Set task:
Below is a block of records; return all of them exactly, but without the images.

Dataset entries:

┏━━

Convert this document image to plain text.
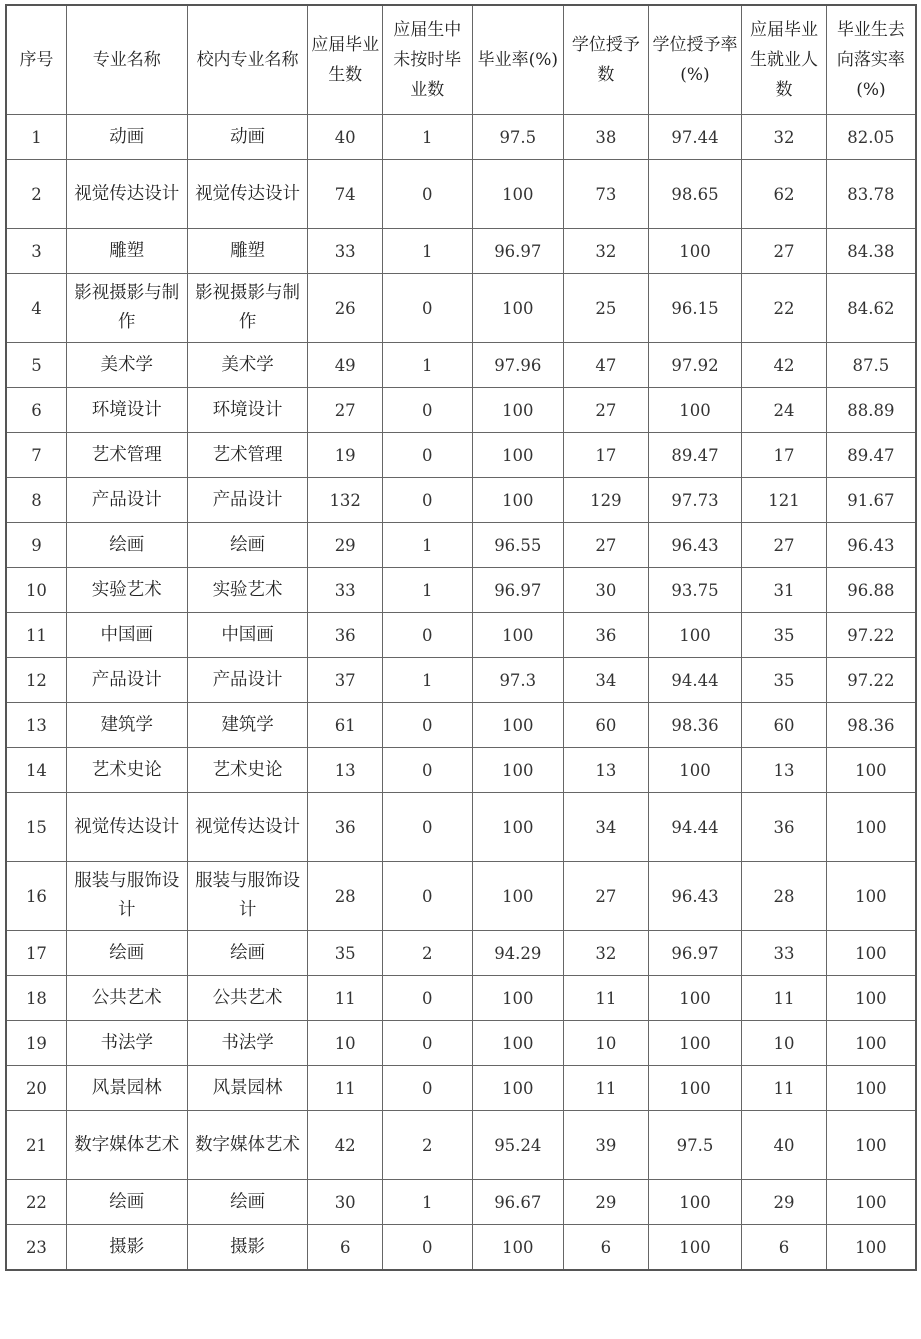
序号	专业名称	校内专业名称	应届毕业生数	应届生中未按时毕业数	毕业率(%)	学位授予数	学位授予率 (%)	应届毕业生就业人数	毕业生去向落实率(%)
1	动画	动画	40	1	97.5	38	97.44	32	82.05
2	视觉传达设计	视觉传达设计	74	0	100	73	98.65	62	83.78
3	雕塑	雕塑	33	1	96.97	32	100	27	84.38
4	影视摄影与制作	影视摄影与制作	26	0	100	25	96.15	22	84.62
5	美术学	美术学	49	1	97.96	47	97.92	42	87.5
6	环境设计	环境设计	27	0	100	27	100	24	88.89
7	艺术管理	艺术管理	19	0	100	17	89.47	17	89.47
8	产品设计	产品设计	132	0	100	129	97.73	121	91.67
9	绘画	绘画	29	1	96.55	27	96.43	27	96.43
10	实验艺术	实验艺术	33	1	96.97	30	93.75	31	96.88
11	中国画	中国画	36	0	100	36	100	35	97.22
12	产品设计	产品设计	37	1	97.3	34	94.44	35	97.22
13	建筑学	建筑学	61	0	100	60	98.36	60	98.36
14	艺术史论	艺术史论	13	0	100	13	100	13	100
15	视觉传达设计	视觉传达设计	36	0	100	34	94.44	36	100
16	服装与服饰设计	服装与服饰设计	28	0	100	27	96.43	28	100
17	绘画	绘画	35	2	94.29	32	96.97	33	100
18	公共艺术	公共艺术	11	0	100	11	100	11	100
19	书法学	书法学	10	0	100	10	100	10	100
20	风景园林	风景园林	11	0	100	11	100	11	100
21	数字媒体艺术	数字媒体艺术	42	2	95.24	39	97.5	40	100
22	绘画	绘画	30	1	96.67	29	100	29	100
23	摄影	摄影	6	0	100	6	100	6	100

┗━━

Answer for this exercise:
Convert this document image to plain text.
序号	专业名称	校内专业名称	应届毕业生数	应届生中未按时毕业数	毕业率(%)	学位授予数	学位授予率 (%)	应届毕业生就业人数	毕业生去向落实率(%)
1	动画	动画	40	1	97.5	38	97.44	32	82.05
2	视觉传达设计	视觉传达设计	74	0	100	73	98.65	62	83.78
3	雕塑	雕塑	33	1	96.97	32	100	27	84.38
4	影视摄影与制作	影视摄影与制作	26	0	100	25	96.15	22	84.62
5	美术学	美术学	49	1	97.96	47	97.92	42	87.5
6	环境设计	环境设计	27	0	100	27	100	24	88.89
7	艺术管理	艺术管理	19	0	100	17	89.47	17	89.47
8	产品设计	产品设计	132	0	100	129	97.73	121	91.67
9	绘画	绘画	29	1	96.55	27	96.43	27	96.43
10	实验艺术	实验艺术	33	1	96.97	30	93.75	31	96.88
11	中国画	中国画	36	0	100	36	100	35	97.22
12	产品设计	产品设计	37	1	97.3	34	94.44	35	97.22
13	建筑学	建筑学	61	0	100	60	98.36	60	98.36
14	艺术史论	艺术史论	13	0	100	13	100	13	100
15	视觉传达设计	视觉传达设计	36	0	100	34	94.44	36	100
16	服装与服饰设计	服装与服饰设计	28	0	100	27	96.43	28	100
17	绘画	绘画	35	2	94.29	32	96.97	33	100
18	公共艺术	公共艺术	11	0	100	11	100	11	100
19	书法学	书法学	10	0	100	10	100	10	100
20	风景园林	风景园林	11	0	100	11	100	11	100
21	数字媒体艺术	数字媒体艺术	42	2	95.24	39	97.5	40	100
22	绘画	绘画	30	1	96.67	29	100	29	100
23	摄影	摄影	6	0	100	6	100	6	100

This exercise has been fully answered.